◆ **Exercise brief**: Copy each line holding the string "воздуха".
┄┄┄┄┄┄
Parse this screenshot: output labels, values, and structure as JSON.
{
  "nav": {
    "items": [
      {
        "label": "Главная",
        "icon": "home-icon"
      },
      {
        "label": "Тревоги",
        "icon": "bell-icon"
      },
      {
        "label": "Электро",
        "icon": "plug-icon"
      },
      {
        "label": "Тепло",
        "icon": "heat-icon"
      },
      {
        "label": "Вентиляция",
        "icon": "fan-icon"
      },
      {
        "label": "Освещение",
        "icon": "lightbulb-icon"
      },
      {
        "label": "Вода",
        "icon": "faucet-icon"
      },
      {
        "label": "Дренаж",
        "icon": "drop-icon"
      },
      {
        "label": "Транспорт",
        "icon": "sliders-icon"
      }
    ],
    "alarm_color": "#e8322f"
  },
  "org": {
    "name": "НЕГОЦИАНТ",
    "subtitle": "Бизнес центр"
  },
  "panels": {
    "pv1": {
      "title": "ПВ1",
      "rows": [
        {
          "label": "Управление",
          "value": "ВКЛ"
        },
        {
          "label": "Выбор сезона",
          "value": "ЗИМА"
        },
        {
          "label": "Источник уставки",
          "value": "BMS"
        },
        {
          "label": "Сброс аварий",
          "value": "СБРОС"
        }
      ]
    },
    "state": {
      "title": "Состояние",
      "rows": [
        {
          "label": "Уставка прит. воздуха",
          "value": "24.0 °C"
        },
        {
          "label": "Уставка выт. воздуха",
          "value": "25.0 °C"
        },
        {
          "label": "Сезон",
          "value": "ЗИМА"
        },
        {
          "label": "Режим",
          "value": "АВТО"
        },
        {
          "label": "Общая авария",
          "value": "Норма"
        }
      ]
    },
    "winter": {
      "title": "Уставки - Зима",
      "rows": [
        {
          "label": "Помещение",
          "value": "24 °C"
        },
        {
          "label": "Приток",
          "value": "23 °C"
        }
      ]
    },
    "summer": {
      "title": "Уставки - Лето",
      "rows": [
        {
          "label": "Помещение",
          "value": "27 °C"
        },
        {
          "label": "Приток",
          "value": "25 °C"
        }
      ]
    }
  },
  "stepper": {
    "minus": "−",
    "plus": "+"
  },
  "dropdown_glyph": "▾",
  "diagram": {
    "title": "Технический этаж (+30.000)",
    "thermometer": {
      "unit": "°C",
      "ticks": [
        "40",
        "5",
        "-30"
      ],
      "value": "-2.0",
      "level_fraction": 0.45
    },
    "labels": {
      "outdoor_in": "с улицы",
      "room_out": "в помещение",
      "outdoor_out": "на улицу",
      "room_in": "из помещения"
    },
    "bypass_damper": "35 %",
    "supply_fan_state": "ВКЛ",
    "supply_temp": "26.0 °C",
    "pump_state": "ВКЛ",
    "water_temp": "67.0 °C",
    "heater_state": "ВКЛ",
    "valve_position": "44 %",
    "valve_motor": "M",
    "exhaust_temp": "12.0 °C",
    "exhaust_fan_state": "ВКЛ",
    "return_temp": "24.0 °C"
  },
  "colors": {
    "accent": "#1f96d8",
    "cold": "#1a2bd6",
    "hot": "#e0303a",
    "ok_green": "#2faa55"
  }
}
┄┄┄┄┄┄
◆ **Reply**:
          "label": "Уставка прит. воздуха",
          "label": "Уставка выт. воздуха",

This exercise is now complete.